<<<<

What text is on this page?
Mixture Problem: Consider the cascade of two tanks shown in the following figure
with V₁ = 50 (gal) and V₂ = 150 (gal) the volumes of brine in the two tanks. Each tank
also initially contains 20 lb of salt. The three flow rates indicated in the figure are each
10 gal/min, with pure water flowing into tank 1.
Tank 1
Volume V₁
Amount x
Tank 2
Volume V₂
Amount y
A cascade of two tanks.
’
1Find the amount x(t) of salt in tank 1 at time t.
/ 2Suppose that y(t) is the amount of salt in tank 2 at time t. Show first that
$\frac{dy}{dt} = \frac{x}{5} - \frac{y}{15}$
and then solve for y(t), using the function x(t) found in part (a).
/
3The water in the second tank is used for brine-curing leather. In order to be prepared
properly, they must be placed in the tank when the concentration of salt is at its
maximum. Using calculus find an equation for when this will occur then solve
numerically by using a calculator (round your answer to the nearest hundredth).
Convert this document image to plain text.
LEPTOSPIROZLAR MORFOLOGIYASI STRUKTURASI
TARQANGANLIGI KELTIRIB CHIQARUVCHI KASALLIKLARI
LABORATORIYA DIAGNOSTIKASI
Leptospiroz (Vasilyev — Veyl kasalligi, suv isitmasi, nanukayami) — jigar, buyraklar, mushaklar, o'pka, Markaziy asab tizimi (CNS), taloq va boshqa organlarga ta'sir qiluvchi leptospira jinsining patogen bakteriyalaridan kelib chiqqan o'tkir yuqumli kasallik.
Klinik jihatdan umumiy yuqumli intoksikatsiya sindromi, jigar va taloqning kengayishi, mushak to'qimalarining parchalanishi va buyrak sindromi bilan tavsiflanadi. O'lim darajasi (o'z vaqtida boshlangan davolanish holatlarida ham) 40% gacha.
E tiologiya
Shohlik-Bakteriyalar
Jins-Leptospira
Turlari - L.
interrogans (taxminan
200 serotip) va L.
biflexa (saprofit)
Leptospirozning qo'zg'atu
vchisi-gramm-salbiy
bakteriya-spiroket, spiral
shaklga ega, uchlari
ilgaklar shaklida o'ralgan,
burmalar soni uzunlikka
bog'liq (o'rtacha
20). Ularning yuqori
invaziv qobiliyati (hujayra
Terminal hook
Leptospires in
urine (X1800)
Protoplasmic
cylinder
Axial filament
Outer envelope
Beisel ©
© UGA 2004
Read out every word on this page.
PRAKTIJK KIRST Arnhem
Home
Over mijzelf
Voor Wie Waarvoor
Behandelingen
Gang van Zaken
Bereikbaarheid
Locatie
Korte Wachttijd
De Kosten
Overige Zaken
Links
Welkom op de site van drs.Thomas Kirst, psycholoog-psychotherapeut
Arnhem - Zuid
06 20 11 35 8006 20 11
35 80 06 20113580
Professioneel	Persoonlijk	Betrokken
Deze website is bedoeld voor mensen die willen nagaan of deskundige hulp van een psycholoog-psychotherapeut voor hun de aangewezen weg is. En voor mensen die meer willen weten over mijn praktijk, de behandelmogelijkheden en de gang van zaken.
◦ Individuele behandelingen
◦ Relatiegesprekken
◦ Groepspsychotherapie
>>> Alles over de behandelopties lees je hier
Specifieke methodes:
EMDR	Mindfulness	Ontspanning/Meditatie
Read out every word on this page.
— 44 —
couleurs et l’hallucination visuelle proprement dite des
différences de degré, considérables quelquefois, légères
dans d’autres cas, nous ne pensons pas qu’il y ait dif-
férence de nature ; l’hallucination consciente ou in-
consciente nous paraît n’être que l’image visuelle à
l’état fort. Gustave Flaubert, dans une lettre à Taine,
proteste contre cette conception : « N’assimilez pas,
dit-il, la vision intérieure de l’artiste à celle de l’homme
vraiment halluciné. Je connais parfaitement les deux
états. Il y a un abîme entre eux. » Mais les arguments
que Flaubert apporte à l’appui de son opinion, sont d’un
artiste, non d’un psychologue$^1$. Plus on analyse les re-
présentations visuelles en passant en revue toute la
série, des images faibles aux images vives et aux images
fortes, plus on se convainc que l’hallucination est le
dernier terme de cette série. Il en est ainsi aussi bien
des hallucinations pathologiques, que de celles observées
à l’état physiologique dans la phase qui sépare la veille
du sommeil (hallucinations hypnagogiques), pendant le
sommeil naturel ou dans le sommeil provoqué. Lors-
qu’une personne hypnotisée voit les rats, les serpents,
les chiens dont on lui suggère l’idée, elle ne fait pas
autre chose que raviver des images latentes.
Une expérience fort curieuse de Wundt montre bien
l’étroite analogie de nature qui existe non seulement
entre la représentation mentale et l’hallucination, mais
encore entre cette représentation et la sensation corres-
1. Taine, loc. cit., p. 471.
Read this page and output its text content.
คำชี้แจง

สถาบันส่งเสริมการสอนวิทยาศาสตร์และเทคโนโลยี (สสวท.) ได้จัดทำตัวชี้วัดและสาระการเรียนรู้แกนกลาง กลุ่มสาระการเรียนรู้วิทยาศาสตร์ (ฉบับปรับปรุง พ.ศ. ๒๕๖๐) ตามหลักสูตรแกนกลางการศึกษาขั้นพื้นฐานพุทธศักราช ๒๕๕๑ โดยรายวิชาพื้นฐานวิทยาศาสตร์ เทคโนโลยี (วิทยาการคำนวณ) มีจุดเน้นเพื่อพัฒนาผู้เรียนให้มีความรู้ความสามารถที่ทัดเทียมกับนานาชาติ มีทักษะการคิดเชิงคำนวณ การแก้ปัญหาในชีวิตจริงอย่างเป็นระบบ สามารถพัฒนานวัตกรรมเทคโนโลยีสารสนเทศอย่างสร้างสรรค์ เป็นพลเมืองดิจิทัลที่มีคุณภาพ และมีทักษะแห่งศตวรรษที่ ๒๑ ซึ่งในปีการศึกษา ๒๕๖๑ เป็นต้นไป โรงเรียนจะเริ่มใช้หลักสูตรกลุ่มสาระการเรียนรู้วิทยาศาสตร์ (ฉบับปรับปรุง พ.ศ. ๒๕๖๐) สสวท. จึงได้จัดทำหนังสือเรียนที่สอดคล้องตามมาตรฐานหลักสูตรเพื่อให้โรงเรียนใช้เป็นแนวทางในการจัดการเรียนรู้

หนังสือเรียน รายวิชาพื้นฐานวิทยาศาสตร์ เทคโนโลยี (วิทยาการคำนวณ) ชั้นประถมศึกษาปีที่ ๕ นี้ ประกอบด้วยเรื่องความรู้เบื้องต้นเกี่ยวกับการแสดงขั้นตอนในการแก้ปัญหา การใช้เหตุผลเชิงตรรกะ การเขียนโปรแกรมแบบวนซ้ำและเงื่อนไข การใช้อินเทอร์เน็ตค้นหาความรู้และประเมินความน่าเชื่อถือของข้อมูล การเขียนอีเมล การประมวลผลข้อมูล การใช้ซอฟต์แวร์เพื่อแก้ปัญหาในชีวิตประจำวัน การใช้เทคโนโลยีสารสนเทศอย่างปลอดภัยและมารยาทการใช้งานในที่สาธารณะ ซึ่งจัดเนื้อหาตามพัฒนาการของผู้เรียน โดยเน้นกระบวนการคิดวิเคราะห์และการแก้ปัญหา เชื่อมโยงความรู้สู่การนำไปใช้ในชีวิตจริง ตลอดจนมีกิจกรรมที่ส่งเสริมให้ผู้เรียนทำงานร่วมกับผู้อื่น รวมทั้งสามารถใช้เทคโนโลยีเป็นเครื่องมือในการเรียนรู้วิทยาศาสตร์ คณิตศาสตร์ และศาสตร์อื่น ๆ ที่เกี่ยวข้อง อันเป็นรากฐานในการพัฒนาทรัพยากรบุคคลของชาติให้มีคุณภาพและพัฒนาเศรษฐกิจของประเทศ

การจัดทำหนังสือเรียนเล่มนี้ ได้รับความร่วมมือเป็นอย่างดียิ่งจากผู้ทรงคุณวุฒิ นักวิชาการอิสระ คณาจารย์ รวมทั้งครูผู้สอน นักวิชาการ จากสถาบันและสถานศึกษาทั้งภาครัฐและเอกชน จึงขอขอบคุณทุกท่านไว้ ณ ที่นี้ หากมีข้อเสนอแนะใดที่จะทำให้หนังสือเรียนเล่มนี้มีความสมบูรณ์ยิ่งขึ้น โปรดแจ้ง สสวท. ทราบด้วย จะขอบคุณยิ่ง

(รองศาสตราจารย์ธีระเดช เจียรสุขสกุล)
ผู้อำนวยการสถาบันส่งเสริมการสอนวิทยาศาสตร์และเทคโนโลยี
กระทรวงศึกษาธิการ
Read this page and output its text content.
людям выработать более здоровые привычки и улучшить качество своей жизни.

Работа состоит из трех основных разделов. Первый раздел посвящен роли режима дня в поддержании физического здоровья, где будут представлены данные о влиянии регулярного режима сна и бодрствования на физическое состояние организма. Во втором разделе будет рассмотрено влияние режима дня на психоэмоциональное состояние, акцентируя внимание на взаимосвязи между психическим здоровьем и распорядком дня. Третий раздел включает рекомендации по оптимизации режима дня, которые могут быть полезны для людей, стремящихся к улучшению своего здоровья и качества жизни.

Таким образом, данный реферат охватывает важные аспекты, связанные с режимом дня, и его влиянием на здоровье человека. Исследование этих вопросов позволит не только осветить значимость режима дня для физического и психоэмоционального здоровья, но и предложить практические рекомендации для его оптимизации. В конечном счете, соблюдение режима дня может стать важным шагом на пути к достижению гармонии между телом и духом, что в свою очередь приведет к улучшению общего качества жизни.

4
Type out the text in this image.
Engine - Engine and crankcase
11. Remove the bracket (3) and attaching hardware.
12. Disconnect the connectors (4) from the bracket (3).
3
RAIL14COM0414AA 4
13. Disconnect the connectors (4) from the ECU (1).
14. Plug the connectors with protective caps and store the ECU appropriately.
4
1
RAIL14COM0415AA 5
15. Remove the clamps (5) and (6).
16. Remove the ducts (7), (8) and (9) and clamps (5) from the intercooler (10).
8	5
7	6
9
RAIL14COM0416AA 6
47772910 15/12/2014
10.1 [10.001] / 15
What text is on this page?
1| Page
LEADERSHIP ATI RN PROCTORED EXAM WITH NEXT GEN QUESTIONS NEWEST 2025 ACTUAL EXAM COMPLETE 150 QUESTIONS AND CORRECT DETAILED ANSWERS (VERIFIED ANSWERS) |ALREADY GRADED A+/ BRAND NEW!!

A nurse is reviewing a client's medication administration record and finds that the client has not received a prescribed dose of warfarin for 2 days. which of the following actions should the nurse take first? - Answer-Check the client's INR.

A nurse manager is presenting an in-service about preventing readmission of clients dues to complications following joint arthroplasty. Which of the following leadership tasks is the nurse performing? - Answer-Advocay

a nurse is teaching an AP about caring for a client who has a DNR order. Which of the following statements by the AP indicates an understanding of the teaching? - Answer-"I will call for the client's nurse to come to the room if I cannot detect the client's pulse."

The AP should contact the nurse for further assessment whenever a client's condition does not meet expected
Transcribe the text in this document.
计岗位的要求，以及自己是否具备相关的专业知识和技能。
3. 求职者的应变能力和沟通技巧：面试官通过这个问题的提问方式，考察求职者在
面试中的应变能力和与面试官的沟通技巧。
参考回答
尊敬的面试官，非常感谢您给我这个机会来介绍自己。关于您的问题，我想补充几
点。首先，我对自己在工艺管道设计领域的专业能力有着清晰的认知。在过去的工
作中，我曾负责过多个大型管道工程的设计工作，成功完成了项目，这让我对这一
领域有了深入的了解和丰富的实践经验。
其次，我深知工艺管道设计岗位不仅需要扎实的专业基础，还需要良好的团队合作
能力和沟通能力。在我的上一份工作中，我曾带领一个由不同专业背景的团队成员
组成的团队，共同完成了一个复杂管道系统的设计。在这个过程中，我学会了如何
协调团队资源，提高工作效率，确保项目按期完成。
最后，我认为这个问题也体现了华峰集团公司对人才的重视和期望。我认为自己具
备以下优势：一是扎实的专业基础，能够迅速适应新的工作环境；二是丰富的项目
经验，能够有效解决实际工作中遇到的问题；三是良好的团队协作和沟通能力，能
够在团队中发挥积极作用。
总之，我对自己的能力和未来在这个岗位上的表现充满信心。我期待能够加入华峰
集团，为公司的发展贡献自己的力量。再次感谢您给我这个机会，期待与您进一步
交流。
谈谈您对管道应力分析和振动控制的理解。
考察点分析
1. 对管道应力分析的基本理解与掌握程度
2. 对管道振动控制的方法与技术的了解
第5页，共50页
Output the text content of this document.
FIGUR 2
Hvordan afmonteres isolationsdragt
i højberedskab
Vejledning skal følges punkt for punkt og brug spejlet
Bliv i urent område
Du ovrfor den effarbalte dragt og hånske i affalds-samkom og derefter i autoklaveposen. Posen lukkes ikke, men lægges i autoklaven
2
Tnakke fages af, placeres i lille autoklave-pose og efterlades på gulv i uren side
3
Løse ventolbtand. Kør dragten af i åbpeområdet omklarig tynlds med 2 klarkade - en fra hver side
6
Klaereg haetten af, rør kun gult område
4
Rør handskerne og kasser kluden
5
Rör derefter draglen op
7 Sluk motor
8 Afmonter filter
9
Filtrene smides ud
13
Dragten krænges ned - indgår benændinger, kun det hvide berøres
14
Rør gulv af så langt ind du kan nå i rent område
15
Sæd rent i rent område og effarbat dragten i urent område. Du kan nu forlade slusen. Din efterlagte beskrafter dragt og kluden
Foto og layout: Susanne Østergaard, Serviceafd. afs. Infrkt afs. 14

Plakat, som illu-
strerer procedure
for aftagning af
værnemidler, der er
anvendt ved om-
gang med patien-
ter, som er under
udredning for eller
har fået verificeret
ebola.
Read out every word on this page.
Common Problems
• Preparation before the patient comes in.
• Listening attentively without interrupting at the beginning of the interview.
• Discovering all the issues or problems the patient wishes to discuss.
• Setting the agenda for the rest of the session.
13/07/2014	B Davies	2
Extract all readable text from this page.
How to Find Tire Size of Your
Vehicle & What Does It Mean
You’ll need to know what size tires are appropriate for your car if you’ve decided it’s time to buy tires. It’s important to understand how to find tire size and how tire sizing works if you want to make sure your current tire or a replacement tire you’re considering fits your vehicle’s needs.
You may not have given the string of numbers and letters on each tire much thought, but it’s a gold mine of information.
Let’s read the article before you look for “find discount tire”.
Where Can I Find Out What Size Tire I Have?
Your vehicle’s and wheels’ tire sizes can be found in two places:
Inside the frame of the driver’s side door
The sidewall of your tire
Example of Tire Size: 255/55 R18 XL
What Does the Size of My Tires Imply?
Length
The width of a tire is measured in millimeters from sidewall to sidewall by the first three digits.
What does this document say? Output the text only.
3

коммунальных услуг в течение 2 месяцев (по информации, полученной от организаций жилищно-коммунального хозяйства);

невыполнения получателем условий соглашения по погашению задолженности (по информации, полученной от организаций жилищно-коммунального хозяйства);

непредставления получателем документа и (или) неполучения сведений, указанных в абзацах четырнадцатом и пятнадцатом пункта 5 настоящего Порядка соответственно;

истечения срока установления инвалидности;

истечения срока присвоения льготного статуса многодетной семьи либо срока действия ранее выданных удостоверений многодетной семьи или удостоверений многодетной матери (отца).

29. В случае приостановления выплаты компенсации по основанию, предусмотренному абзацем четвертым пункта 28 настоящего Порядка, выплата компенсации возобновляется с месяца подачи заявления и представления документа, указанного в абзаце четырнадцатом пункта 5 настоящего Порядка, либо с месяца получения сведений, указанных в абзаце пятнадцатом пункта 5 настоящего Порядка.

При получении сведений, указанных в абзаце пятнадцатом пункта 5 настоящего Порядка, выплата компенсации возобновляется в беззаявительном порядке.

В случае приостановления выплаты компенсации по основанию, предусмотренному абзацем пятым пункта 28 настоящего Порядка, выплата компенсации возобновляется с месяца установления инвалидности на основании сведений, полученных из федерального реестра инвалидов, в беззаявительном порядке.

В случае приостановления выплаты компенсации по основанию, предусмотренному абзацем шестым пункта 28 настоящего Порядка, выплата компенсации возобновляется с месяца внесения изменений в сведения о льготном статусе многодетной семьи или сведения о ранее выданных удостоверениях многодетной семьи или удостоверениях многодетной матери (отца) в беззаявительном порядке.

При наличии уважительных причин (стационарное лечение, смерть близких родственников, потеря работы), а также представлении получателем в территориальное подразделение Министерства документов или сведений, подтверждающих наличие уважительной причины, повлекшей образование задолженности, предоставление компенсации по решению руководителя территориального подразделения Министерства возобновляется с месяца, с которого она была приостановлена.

>>>>

Above are the records. Copy every line in them holding "информации".

=== TASK ANSWER ===
коммунальных услуг в течение 2 месяцев (по информации, полученной от организаций жилищно-коммунального хозяйства);
невыполнения получателем условий соглашения по погашению задолженности (по информации, полученной от организаций жилищно-коммунального хозяйства);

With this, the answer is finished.